▶ _Element box records_:
— begin —
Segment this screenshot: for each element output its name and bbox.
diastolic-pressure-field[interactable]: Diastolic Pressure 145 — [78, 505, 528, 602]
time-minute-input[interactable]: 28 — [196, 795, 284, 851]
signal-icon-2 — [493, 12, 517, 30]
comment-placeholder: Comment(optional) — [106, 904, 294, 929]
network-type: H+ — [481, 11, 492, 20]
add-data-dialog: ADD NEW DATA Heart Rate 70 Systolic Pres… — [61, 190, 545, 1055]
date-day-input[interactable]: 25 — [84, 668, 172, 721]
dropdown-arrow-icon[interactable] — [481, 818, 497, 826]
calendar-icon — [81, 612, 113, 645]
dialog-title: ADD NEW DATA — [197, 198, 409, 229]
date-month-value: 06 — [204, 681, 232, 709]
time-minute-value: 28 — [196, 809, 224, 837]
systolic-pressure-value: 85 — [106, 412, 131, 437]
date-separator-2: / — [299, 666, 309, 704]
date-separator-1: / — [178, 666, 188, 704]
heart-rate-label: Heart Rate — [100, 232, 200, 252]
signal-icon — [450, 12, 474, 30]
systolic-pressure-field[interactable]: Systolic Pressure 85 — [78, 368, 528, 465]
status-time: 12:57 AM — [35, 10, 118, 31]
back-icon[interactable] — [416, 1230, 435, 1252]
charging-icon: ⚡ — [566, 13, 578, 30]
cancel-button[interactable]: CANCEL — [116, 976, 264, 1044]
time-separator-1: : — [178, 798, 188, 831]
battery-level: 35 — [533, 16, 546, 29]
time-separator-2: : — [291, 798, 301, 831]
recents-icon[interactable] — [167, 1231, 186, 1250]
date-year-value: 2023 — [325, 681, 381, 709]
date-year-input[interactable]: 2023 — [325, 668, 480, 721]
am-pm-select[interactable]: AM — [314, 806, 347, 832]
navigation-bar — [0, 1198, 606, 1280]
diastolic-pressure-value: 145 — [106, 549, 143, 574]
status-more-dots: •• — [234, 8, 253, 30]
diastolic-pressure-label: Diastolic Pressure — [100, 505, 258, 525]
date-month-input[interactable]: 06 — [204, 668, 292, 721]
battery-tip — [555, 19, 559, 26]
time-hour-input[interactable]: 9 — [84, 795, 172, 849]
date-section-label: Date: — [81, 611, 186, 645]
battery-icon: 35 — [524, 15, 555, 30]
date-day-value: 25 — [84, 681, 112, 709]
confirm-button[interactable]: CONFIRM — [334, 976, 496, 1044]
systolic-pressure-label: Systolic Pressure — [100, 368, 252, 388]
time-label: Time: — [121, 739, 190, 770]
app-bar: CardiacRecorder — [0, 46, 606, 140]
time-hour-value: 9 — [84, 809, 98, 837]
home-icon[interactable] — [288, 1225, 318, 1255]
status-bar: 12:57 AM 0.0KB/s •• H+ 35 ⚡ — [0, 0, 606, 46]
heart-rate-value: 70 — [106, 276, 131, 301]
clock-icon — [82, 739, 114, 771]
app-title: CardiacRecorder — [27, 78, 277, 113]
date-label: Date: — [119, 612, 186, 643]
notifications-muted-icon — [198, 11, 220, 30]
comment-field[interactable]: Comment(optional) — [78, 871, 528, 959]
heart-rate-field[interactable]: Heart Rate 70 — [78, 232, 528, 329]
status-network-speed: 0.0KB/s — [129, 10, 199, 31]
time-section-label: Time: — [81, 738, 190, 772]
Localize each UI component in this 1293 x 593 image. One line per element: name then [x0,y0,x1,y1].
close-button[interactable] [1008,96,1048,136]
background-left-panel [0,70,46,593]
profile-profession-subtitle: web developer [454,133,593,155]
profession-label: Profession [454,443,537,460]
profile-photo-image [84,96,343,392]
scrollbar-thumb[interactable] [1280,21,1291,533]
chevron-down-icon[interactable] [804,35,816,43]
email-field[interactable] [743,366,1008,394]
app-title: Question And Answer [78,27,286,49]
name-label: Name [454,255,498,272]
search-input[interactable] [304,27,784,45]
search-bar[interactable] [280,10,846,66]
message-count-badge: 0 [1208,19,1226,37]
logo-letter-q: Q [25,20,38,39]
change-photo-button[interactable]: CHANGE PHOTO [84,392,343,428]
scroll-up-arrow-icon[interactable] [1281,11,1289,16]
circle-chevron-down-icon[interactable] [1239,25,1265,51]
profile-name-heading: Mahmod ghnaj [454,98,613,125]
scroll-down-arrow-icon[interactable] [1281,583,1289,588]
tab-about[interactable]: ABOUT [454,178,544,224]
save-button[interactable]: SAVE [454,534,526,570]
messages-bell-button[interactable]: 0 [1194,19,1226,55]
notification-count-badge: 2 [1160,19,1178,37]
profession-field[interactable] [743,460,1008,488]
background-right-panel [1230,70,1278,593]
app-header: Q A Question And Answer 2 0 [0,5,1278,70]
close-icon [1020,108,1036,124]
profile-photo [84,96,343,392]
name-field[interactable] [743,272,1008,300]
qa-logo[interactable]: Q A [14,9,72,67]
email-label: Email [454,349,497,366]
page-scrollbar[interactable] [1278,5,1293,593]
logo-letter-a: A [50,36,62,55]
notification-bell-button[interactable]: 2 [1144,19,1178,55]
— end —
Render the material above as a JSON list of strings, one string per line, omitting any blank lines.

▶ _Response to the task_:
[
  "Segment this screenshot: for each element output its name and bbox.",
  "diastolic-pressure-field[interactable]: Diastolic Pressure 145 — [78, 505, 528, 602]",
  "time-minute-input[interactable]: 28 — [196, 795, 284, 851]",
  "signal-icon-2 — [493, 12, 517, 30]",
  "comment-placeholder: Comment(optional) — [106, 904, 294, 929]",
  "network-type: H+ — [481, 11, 492, 20]",
  "add-data-dialog: ADD NEW DATA Heart Rate 70 Systolic Pres… — [61, 190, 545, 1055]",
  "date-day-input[interactable]: 25 — [84, 668, 172, 721]",
  "dropdown-arrow-icon[interactable] — [481, 818, 497, 826]",
  "calendar-icon — [81, 612, 113, 645]",
  "dialog-title: ADD NEW DATA — [197, 198, 409, 229]",
  "date-month-value: 06 — [204, 681, 232, 709]",
  "time-minute-value: 28 — [196, 809, 224, 837]",
  "systolic-pressure-value: 85 — [106, 412, 131, 437]",
  "date-separator-2: / — [299, 666, 309, 704]",
  "date-separator-1: / — [178, 666, 188, 704]",
  "heart-rate-label: Heart Rate — [100, 232, 200, 252]",
  "signal-icon — [450, 12, 474, 30]",
  "systolic-pressure-field[interactable]: Systolic Pressure 85 — [78, 368, 528, 465]",
  "status-time: 12:57 AM — [35, 10, 118, 31]",
  "back-icon[interactable] — [416, 1230, 435, 1252]",
  "charging-icon: ⚡ — [566, 13, 578, 30]",
  "cancel-button[interactable]: CANCEL — [116, 976, 264, 1044]",
  "time-separator-1: : — [178, 798, 188, 831]",
  "battery-level: 35 — [533, 16, 546, 29]",
  "time-separator-2: : — [291, 798, 301, 831]",
  "recents-icon[interactable] — [167, 1231, 186, 1250]",
  "date-year-value: 2023 — [325, 681, 381, 709]",
  "date-year-input[interactable]: 2023 — [325, 668, 480, 721]",
  "am-pm-select[interactable]: AM — [314, 806, 347, 832]",
  "navigation-bar — [0, 1198, 606, 1280]",
  "diastolic-pressure-value: 145 — [106, 549, 143, 574]",
  "status-more-dots: •• — [234, 8, 253, 30]",
  "diastolic-pressure-label: Diastolic Pressure — [100, 505, 258, 525]",
  "date-month-input[interactable]: 06 — [204, 668, 292, 721]",
  "battery-tip — [555, 19, 559, 26]",
  "time-hour-input[interactable]: 9 — [84, 795, 172, 849]",
  "date-section-label: Date: — [81, 611, 186, 645]",
  "battery-icon: 35 — [524, 15, 555, 30]",
  "date-day-value: 25 — [84, 681, 112, 709]",
  "confirm-button[interactable]: CONFIRM — [334, 976, 496, 1044]",
  "systolic-pressure-label: Systolic Pressure — [100, 368, 252, 388]",
  "time-label: Time: — [121, 739, 190, 770]",
  "app-bar: CardiacRecorder — [0, 46, 606, 140]",
  "time-hour-value: 9 — [84, 809, 98, 837]",
  "home-icon[interactable] — [288, 1225, 318, 1255]",
  "status-bar: 12:57 AM 0.0KB/s •• H+ 35 ⚡ — [0, 0, 606, 46]",
  "heart-rate-value: 70 — [106, 276, 131, 301]",
  "clock-icon — [82, 739, 114, 771]",
  "app-title: CardiacRecorder — [27, 78, 277, 113]",
  "date-label: Date: — [119, 612, 186, 643]",
  "notifications-muted-icon — [198, 11, 220, 30]",
  "comment-field[interactable]: Comment(optional) — [78, 871, 528, 959]",
  "heart-rate-field[interactable]: Heart Rate 70 — [78, 232, 528, 329]",
  "status-network-speed: 0.0KB/s — [129, 10, 199, 31]",
  "time-section-label: Time: — [81, 738, 190, 772]",
  "Localize each UI component in this 1293 x 593 image. One line per element: name then [x0,y0,x1,y1].",
  "close-button[interactable] [1008,96,1048,136]",
  "background-left-panel [0,70,46,593]",
  "profile-profession-subtitle: web developer [454,133,593,155]",
  "profession-label: Profession [454,443,537,460]",
  "profile-photo-image [84,96,343,392]",
  "scrollbar-thumb[interactable] [1280,21,1291,533]",
  "chevron-down-icon[interactable] [804,35,816,43]",
  "email-field[interactable] [743,366,1008,394]",
  "app-title: Question And Answer [78,27,286,49]",
  "name-label: Name [454,255,498,272]",
  "search-input[interactable] [304,27,784,45]",
  "search-bar[interactable] [280,10,846,66]",
  "message-count-badge: 0 [1208,19,1226,37]",
  "logo-letter-q: Q [25,20,38,39]",
  "change-photo-button[interactable]: CHANGE PHOTO [84,392,343,428]",
  "scroll-up-arrow-icon[interactable] [1281,11,1289,16]",
  "circle-chevron-down-icon[interactable] [1239,25,1265,51]",
  "profile-name-heading: Mahmod ghnaj [454,98,613,125]",
  "scroll-down-arrow-icon[interactable] [1281,583,1289,588]",
  "tab-about[interactable]: ABOUT [454,178,544,224]",
  "save-button[interactable]: SAVE [454,534,526,570]",
  "messages-bell-button[interactable]: 0 [1194,19,1226,55]",
  "notification-count-badge: 2 [1160,19,1178,37]",
  "profession-field[interactable] [743,460,1008,488]",
  "background-right-panel [1230,70,1278,593]",
  "app-header: Q A Question And Answer 2 0 [0,5,1278,70]",
  "close-icon [1020,108,1036,124]",
  "profile-photo [84,96,343,392]",
  "name-field[interactable] [743,272,1008,300]",
  "qa-logo[interactable]: Q A [14,9,72,67]",
  "email-label: Email [454,349,497,366]",
  "page-scrollbar[interactable] [1278,5,1293,593]",
  "logo-letter-a: A [50,36,62,55]",
  "notification-bell-button[interactable]: 2 [1144,19,1178,55]"
]